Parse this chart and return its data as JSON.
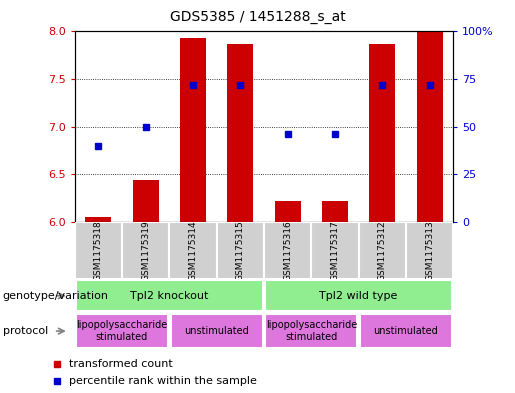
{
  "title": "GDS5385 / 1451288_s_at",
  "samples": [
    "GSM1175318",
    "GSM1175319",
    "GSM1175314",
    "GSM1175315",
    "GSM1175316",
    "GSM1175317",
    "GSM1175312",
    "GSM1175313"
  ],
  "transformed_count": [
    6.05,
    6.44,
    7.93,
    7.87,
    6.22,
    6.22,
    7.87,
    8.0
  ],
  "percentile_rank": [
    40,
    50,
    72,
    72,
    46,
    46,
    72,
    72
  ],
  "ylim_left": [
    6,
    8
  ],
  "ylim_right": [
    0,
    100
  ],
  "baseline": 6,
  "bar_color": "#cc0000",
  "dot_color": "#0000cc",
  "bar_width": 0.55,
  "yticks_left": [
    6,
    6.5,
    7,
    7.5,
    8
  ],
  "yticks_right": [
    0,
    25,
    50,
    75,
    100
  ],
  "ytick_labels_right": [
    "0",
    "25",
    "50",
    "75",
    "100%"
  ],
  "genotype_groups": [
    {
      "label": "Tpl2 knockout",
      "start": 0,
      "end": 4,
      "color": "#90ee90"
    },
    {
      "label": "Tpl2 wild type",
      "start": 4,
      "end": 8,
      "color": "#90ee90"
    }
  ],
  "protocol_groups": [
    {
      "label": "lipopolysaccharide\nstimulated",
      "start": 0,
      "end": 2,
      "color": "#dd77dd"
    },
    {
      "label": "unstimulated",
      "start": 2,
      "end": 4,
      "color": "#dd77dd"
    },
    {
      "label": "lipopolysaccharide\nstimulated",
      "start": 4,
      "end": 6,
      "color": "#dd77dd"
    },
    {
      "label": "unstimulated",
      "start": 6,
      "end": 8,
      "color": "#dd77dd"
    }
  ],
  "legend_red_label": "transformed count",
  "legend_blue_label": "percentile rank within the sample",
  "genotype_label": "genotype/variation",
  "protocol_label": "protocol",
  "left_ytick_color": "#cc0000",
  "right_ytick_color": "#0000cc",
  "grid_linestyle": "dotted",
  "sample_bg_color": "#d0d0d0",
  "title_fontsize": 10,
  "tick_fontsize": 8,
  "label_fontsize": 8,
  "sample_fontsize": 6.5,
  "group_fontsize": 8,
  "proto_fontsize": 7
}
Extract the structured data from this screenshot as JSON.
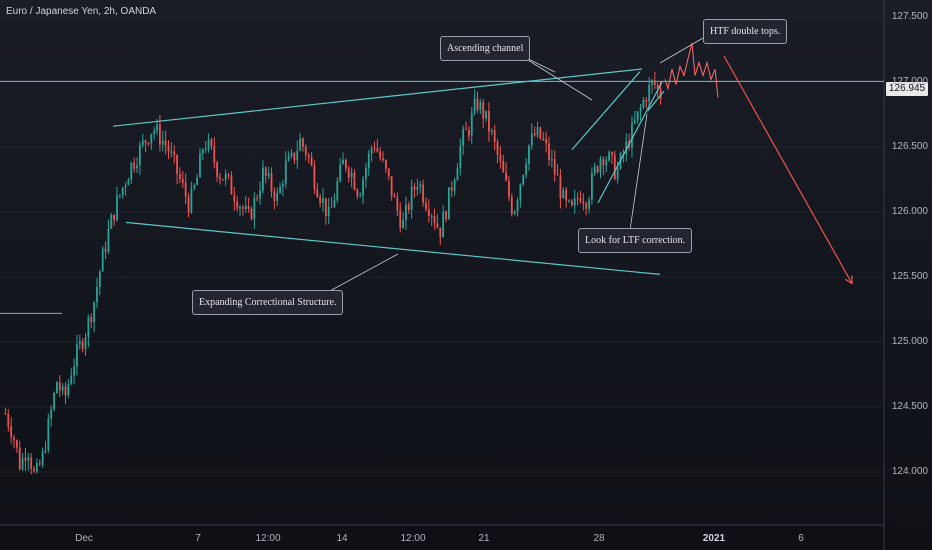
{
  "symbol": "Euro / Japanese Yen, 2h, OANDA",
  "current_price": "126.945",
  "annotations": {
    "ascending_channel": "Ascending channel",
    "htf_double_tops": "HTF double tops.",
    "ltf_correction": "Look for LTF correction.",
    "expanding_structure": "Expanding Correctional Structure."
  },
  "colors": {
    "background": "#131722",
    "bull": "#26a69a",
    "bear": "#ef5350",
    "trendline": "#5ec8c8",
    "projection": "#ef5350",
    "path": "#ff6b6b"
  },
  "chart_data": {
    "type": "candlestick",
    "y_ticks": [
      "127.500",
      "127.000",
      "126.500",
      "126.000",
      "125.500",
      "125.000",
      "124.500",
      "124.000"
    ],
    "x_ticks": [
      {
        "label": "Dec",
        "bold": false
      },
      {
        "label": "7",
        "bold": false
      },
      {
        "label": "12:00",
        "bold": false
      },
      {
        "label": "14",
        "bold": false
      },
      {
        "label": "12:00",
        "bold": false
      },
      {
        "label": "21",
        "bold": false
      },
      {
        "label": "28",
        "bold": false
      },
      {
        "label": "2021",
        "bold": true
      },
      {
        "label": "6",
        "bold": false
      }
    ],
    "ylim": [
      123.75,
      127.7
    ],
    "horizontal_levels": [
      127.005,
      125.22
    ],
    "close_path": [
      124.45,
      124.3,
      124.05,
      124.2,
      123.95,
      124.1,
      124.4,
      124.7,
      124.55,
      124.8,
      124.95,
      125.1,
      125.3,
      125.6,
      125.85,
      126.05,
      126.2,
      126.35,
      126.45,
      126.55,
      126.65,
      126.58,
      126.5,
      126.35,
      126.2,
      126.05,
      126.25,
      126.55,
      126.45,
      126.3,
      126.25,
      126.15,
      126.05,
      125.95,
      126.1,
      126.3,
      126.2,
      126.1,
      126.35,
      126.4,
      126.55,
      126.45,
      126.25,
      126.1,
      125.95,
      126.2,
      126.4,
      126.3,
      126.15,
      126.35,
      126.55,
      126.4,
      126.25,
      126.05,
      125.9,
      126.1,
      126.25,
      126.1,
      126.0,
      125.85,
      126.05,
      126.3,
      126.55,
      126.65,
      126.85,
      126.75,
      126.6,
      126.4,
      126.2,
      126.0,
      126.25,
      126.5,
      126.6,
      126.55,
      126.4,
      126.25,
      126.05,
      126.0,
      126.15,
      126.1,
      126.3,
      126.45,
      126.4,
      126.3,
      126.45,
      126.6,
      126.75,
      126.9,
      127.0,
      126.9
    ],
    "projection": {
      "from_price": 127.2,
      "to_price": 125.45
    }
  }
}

• [EXERCISE DIRECTIONS]: Pull out every line containing "JSON".

• [CORRECT RESULT]:
Parse this chart and return its data as JSON.
Extract the structured data from this screenshot as JSON.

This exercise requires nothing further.